-- Begin Records provided --

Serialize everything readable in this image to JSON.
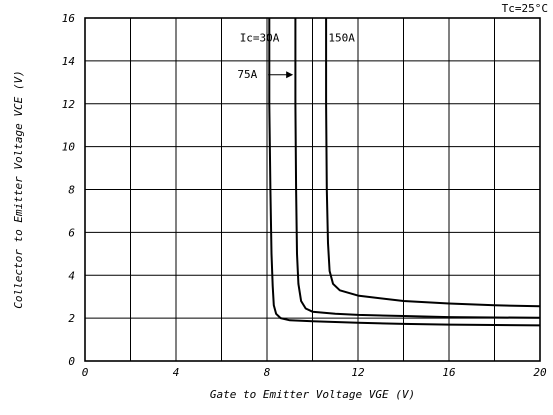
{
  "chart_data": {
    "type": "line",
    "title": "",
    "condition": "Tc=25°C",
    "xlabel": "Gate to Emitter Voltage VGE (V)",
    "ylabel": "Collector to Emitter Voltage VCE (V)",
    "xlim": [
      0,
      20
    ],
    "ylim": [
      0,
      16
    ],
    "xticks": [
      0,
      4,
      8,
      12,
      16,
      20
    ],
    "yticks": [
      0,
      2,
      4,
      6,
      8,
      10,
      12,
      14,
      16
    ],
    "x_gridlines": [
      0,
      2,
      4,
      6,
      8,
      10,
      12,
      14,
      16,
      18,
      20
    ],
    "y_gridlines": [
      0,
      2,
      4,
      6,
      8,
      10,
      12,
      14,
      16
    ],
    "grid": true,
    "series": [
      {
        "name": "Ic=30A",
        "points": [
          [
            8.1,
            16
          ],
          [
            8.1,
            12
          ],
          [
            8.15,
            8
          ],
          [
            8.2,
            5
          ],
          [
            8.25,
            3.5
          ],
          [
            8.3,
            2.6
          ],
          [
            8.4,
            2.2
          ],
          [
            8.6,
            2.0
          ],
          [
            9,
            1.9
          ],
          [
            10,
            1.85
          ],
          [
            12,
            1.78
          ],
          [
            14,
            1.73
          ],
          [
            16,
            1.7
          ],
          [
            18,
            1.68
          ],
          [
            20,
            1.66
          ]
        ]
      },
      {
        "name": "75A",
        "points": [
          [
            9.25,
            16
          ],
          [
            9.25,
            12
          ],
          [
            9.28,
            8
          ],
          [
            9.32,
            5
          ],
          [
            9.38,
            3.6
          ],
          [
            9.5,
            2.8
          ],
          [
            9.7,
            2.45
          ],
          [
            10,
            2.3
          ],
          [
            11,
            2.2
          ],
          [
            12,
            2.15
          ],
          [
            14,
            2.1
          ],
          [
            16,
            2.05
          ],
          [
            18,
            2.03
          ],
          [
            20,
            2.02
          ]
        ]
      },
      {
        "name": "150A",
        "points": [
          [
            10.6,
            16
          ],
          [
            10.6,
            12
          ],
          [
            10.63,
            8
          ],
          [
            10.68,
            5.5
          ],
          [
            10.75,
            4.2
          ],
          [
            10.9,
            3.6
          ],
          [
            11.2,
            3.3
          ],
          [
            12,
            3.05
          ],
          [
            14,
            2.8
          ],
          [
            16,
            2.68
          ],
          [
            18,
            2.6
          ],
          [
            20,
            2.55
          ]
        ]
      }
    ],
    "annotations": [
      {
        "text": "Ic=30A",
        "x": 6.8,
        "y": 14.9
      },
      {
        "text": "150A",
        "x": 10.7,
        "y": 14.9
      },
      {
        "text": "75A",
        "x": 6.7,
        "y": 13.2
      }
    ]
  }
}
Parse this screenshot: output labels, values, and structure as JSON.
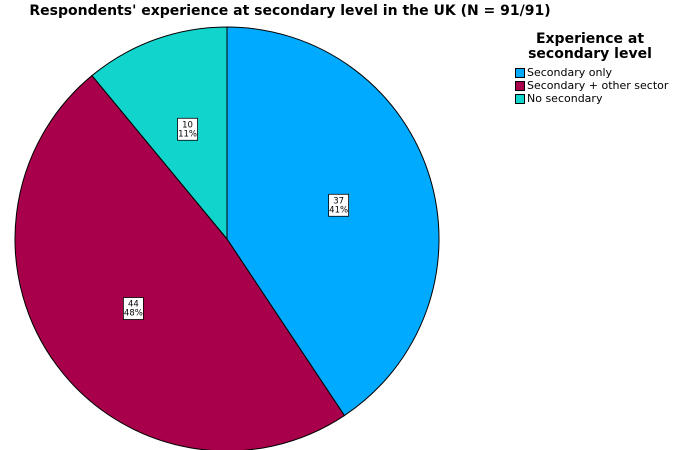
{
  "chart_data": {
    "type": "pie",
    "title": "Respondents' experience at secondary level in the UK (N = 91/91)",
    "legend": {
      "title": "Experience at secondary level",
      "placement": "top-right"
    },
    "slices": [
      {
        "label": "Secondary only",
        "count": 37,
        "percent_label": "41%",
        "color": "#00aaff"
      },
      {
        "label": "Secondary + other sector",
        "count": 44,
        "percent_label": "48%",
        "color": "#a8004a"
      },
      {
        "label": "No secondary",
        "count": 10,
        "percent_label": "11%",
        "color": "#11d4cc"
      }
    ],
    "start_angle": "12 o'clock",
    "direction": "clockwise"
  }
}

-- End Records provided --

Output every entry verbatim. Pictures do not belong in the copy.

Serialize everything readable in this image to JSON.
{
  "chart_data": {
    "type": "line",
    "title": "",
    "condition": "Tc=25°C",
    "xlabel": "Gate to Emitter Voltage VGE (V)",
    "ylabel": "Collector to Emitter Voltage VCE (V)",
    "xlim": [
      0,
      20
    ],
    "ylim": [
      0,
      16
    ],
    "xticks": [
      0,
      4,
      8,
      12,
      16,
      20
    ],
    "yticks": [
      0,
      2,
      4,
      6,
      8,
      10,
      12,
      14,
      16
    ],
    "x_gridlines": [
      0,
      2,
      4,
      6,
      8,
      10,
      12,
      14,
      16,
      18,
      20
    ],
    "y_gridlines": [
      0,
      2,
      4,
      6,
      8,
      10,
      12,
      14,
      16
    ],
    "grid": true,
    "series": [
      {
        "name": "Ic=30A",
        "points": [
          [
            8.1,
            16
          ],
          [
            8.1,
            12
          ],
          [
            8.15,
            8
          ],
          [
            8.2,
            5
          ],
          [
            8.25,
            3.5
          ],
          [
            8.3,
            2.6
          ],
          [
            8.4,
            2.2
          ],
          [
            8.6,
            2.0
          ],
          [
            9,
            1.9
          ],
          [
            10,
            1.85
          ],
          [
            12,
            1.78
          ],
          [
            14,
            1.73
          ],
          [
            16,
            1.7
          ],
          [
            18,
            1.68
          ],
          [
            20,
            1.66
          ]
        ]
      },
      {
        "name": "75A",
        "points": [
          [
            9.25,
            16
          ],
          [
            9.25,
            12
          ],
          [
            9.28,
            8
          ],
          [
            9.32,
            5
          ],
          [
            9.38,
            3.6
          ],
          [
            9.5,
            2.8
          ],
          [
            9.7,
            2.45
          ],
          [
            10,
            2.3
          ],
          [
            11,
            2.2
          ],
          [
            12,
            2.15
          ],
          [
            14,
            2.1
          ],
          [
            16,
            2.05
          ],
          [
            18,
            2.03
          ],
          [
            20,
            2.02
          ]
        ]
      },
      {
        "name": "150A",
        "points": [
          [
            10.6,
            16
          ],
          [
            10.6,
            12
          ],
          [
            10.63,
            8
          ],
          [
            10.68,
            5.5
          ],
          [
            10.75,
            4.2
          ],
          [
            10.9,
            3.6
          ],
          [
            11.2,
            3.3
          ],
          [
            12,
            3.05
          ],
          [
            14,
            2.8
          ],
          [
            16,
            2.68
          ],
          [
            18,
            2.6
          ],
          [
            20,
            2.55
          ]
        ]
      }
    ],
    "annotations": [
      {
        "text": "Ic=30A",
        "x": 6.8,
        "y": 14.9
      },
      {
        "text": "150A",
        "x": 10.7,
        "y": 14.9
      },
      {
        "text": "75A",
        "x": 6.7,
        "y": 13.2
      }
    ]
  }
}
Parse this screenshot: output labels, values, and structure as JSON.
{
  "chart_data": {
    "type": "pie",
    "title": "Respondents' experience at secondary level in the UK (N = 91/91)",
    "legend": {
      "title": "Experience at secondary level",
      "placement": "top-right"
    },
    "slices": [
      {
        "label": "Secondary only",
        "count": 37,
        "percent_label": "41%",
        "color": "#00aaff"
      },
      {
        "label": "Secondary + other sector",
        "count": 44,
        "percent_label": "48%",
        "color": "#a8004a"
      },
      {
        "label": "No secondary",
        "count": 10,
        "percent_label": "11%",
        "color": "#11d4cc"
      }
    ],
    "start_angle": "12 o'clock",
    "direction": "clockwise"
  }
}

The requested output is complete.